BEGIN GIVEN DATA

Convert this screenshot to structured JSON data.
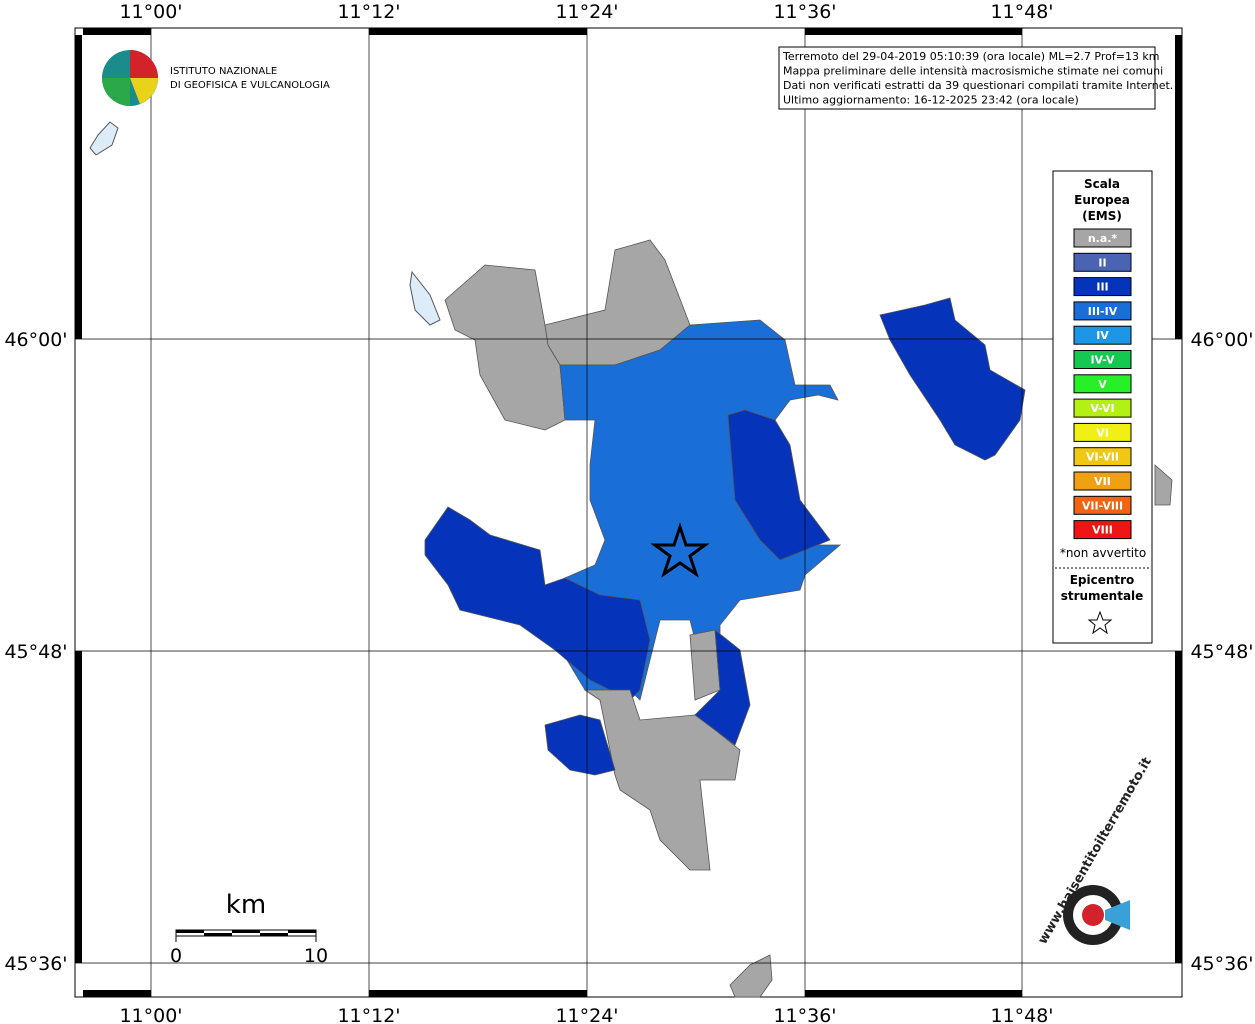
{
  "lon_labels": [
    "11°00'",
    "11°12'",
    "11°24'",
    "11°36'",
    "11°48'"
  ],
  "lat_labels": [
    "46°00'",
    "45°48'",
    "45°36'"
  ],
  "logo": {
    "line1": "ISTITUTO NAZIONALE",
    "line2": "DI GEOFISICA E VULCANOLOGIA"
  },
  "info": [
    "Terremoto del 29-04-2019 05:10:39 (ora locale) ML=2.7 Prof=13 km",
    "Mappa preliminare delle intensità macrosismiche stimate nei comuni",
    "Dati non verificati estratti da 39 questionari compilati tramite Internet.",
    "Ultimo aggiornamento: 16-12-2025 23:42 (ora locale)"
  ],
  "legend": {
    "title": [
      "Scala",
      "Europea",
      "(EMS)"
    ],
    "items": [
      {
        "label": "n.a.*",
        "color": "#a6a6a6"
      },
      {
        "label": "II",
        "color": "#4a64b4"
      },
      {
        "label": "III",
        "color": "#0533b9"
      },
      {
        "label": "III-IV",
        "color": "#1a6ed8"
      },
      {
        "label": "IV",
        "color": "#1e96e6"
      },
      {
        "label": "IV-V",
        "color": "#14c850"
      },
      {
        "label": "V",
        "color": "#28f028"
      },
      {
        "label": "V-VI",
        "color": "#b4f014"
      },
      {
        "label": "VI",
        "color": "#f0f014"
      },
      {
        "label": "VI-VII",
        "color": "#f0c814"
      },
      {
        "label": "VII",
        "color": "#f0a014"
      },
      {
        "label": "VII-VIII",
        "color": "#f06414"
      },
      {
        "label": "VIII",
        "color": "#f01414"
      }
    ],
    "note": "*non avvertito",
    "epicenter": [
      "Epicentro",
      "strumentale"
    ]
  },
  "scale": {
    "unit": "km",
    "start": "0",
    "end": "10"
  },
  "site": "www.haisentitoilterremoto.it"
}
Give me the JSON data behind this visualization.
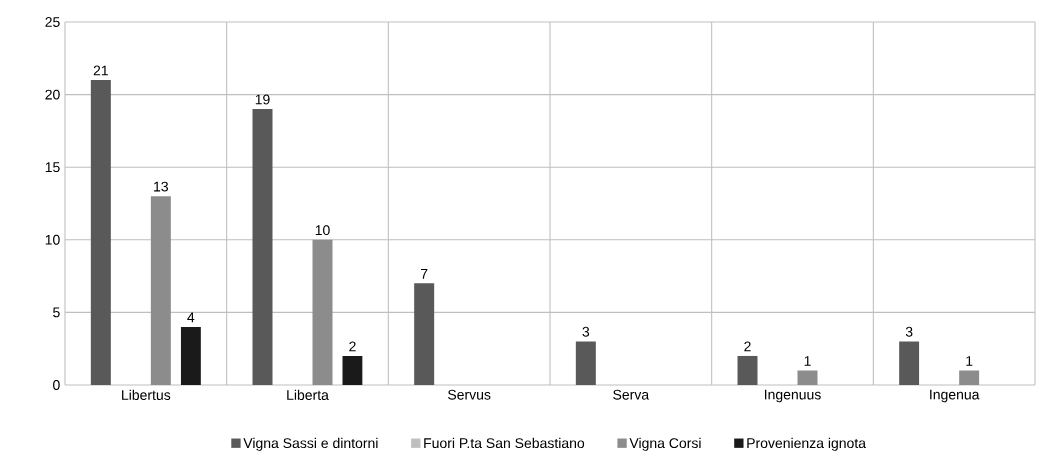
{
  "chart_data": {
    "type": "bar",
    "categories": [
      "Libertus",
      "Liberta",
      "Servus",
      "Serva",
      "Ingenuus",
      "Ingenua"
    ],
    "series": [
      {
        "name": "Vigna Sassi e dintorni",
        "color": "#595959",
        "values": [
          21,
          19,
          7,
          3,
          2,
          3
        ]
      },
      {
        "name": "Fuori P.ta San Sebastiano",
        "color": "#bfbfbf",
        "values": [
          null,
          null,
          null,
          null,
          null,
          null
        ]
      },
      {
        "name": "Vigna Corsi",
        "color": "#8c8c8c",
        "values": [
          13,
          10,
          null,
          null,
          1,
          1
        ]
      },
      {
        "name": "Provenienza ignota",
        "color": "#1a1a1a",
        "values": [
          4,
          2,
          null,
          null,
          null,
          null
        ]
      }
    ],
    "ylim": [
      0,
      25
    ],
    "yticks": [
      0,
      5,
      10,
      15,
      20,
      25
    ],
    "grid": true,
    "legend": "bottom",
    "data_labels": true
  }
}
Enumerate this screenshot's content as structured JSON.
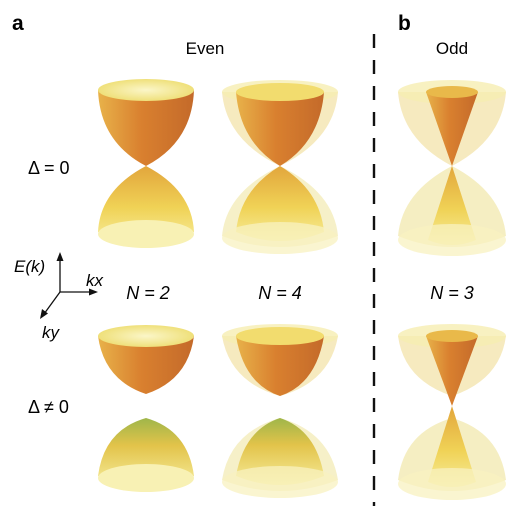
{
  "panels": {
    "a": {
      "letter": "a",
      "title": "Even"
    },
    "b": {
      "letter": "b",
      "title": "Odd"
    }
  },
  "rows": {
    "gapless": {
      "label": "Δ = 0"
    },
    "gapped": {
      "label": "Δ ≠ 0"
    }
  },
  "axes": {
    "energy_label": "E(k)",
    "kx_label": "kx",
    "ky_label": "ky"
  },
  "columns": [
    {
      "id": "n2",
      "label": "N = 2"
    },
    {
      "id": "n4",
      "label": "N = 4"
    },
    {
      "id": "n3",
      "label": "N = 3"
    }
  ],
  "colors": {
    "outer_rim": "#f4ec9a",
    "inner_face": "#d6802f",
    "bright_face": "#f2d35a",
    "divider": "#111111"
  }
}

END GIVEN DATA

### TASK
Copy every line of the listing where the word "JSON" appears.

### TASK RESPONSE
Convert this screenshot to structured JSON data.
Give me the JSON data behind this visualization.
Enumerate this screenshot's content as structured JSON.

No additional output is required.